Data excerpts:
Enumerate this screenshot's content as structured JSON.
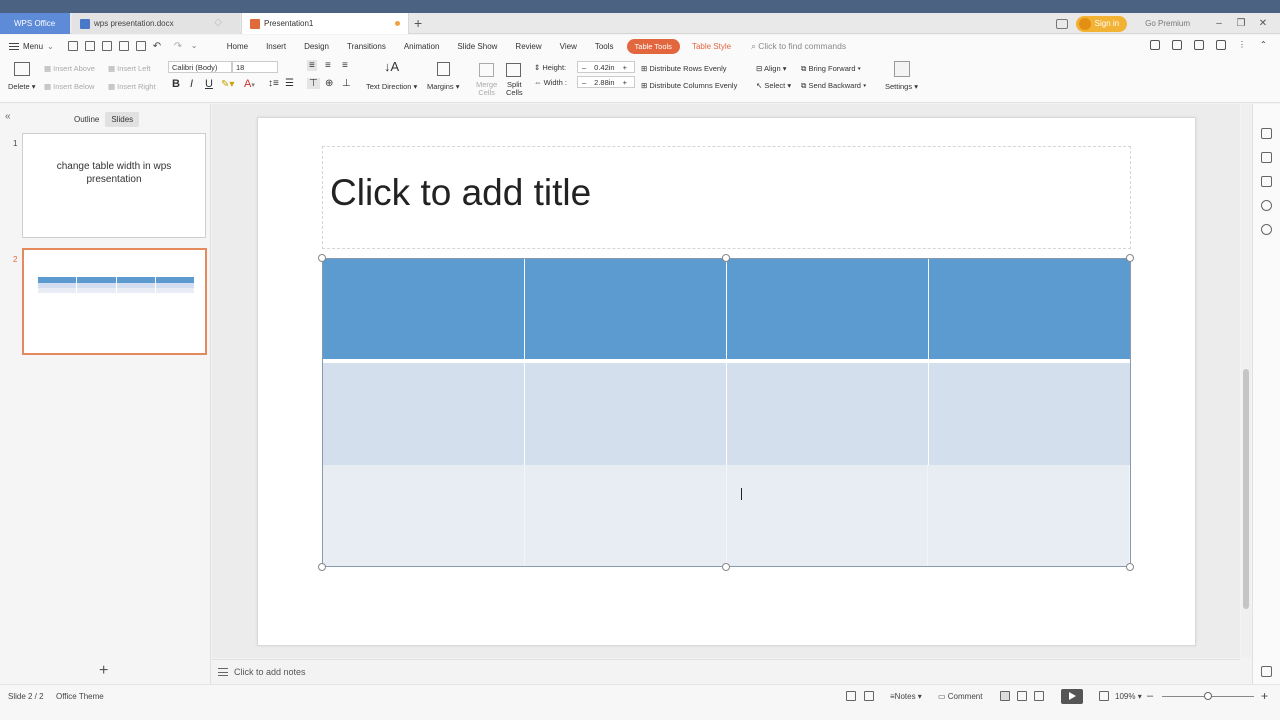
{
  "tabs": [
    {
      "label": "WPS Office"
    },
    {
      "label": "wps presentation.docx"
    },
    {
      "label": "Presentation1"
    }
  ],
  "titlebar": {
    "sign_in": "Sign in",
    "premium": "Go Premium"
  },
  "menubar": {
    "menu_label": "Menu",
    "items": [
      "Home",
      "Insert",
      "Design",
      "Transitions",
      "Animation",
      "Slide Show",
      "Review",
      "View",
      "Tools"
    ],
    "table_tools": "Table Tools",
    "table_style": "Table Style",
    "find_placeholder": "Click to find commands"
  },
  "ribbon": {
    "delete": "Delete",
    "insert_above": "Insert Above",
    "insert_left": "Insert Left",
    "insert_below": "Insert Below",
    "insert_right": "Insert Right",
    "font_name": "Calibri (Body)",
    "font_size": "18",
    "bold": "B",
    "italic": "I",
    "underline": "U",
    "text_direction": "Text Direction",
    "margins": "Margins",
    "merge_cells_1": "Merge",
    "merge_cells_2": "Cells",
    "split_cells_1": "Split",
    "split_cells_2": "Cells",
    "height_label": "Height:",
    "height_value": "0.42in",
    "width_label": "Width :",
    "width_value": "2.88in",
    "distribute_rows": "Distribute Rows Evenly",
    "distribute_columns": "Distribute Columns Evenly",
    "align": "Align",
    "select": "Select",
    "bring_forward": "Bring Forward",
    "send_backward": "Send Backward",
    "settings": "Settings"
  },
  "left_pane": {
    "tab_outline": "Outline",
    "tab_slides": "Slides",
    "slides": [
      {
        "number": "1",
        "title": "change table width in wps presentation"
      },
      {
        "number": "2"
      }
    ]
  },
  "slide": {
    "title_placeholder": "Click to add title",
    "table": {
      "rows": 3,
      "columns": 4
    }
  },
  "notes": {
    "placeholder": "Click to add notes"
  },
  "statusbar": {
    "slide_info": "Slide 2 / 2",
    "theme": "Office Theme",
    "notes": "Notes",
    "comment": "Comment",
    "zoom": "109%"
  },
  "colors": {
    "accent": "#e2673f",
    "table_header": "#5b9bd0",
    "table_band": "#d3dfed",
    "table_light": "#e8edf4",
    "title_strip": "#4b6283"
  }
}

◆ **What is required**: Every entry above should be duplicated exactly. Do not include the images.

◆ **Written answer**:
Enumerate this screenshot's content as structured JSON.
{
  "tabs": [
    {
      "label": "WPS Office"
    },
    {
      "label": "wps presentation.docx"
    },
    {
      "label": "Presentation1"
    }
  ],
  "titlebar": {
    "sign_in": "Sign in",
    "premium": "Go Premium"
  },
  "menubar": {
    "menu_label": "Menu",
    "items": [
      "Home",
      "Insert",
      "Design",
      "Transitions",
      "Animation",
      "Slide Show",
      "Review",
      "View",
      "Tools"
    ],
    "table_tools": "Table Tools",
    "table_style": "Table Style",
    "find_placeholder": "Click to find commands"
  },
  "ribbon": {
    "delete": "Delete",
    "insert_above": "Insert Above",
    "insert_left": "Insert Left",
    "insert_below": "Insert Below",
    "insert_right": "Insert Right",
    "font_name": "Calibri (Body)",
    "font_size": "18",
    "bold": "B",
    "italic": "I",
    "underline": "U",
    "text_direction": "Text Direction",
    "margins": "Margins",
    "merge_cells_1": "Merge",
    "merge_cells_2": "Cells",
    "split_cells_1": "Split",
    "split_cells_2": "Cells",
    "height_label": "Height:",
    "height_value": "0.42in",
    "width_label": "Width :",
    "width_value": "2.88in",
    "distribute_rows": "Distribute Rows Evenly",
    "distribute_columns": "Distribute Columns Evenly",
    "align": "Align",
    "select": "Select",
    "bring_forward": "Bring Forward",
    "send_backward": "Send Backward",
    "settings": "Settings"
  },
  "left_pane": {
    "tab_outline": "Outline",
    "tab_slides": "Slides",
    "slides": [
      {
        "number": "1",
        "title": "change table width in wps presentation"
      },
      {
        "number": "2"
      }
    ]
  },
  "slide": {
    "title_placeholder": "Click to add title",
    "table": {
      "rows": 3,
      "columns": 4
    }
  },
  "notes": {
    "placeholder": "Click to add notes"
  },
  "statusbar": {
    "slide_info": "Slide 2 / 2",
    "theme": "Office Theme",
    "notes": "Notes",
    "comment": "Comment",
    "zoom": "109%"
  },
  "colors": {
    "accent": "#e2673f",
    "table_header": "#5b9bd0",
    "table_band": "#d3dfed",
    "table_light": "#e8edf4",
    "title_strip": "#4b6283"
  }
}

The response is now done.